> [WRITTEN PROBLEM]
Tally the lines that contain the string "Fuentes" and state that total without comment.
* BEGIN PROVIDED DATA *
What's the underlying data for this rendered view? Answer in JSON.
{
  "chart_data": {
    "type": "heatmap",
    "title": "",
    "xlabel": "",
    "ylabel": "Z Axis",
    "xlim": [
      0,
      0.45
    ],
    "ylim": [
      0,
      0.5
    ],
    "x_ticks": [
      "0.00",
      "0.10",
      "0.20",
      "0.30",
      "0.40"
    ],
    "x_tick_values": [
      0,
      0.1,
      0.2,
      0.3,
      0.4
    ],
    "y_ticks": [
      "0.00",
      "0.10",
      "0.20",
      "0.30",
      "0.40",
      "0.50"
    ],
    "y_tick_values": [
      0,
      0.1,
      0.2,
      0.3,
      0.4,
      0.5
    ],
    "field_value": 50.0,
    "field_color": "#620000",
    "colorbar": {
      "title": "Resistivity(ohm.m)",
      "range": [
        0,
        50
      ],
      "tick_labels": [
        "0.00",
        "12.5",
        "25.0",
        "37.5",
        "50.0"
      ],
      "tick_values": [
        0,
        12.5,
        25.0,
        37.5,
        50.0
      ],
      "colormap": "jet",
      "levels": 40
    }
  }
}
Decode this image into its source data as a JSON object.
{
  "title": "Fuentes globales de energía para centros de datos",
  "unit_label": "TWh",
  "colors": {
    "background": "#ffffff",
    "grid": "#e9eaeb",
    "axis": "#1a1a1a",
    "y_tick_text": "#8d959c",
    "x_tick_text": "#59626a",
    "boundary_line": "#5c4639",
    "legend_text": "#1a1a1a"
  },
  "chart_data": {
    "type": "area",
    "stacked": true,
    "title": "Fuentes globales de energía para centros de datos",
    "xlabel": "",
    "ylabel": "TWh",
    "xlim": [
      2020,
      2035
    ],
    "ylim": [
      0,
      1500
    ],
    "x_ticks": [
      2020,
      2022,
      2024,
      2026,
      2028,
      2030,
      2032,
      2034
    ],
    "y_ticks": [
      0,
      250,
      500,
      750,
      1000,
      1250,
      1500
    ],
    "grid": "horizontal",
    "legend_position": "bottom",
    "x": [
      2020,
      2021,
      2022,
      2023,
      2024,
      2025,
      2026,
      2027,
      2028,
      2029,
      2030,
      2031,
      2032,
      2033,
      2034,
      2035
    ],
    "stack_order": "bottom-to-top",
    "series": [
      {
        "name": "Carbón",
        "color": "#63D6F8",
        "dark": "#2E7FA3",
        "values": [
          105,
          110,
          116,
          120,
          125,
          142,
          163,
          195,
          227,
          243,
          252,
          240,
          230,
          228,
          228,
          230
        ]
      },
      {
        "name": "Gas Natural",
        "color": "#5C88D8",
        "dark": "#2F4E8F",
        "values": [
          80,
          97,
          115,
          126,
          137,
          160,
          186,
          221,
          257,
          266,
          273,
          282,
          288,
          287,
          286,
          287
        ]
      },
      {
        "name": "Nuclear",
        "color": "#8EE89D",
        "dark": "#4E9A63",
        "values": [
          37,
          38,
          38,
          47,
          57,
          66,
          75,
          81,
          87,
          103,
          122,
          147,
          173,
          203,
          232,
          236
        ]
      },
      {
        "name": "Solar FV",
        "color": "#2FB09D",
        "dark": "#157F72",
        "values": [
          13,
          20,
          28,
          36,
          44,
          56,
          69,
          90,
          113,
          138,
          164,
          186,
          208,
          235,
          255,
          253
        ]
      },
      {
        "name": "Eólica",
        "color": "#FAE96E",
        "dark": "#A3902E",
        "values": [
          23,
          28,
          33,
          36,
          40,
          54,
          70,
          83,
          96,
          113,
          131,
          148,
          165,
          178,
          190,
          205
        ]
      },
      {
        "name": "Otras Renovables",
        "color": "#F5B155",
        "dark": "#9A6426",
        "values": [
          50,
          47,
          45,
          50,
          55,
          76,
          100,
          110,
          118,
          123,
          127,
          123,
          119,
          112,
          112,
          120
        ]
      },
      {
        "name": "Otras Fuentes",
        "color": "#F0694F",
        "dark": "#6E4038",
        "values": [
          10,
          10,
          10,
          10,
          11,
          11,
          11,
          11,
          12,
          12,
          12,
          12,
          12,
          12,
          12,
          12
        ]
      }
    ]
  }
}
* END PROVIDED DATA *
> [SOLUTION TO THE EXERCISE]
3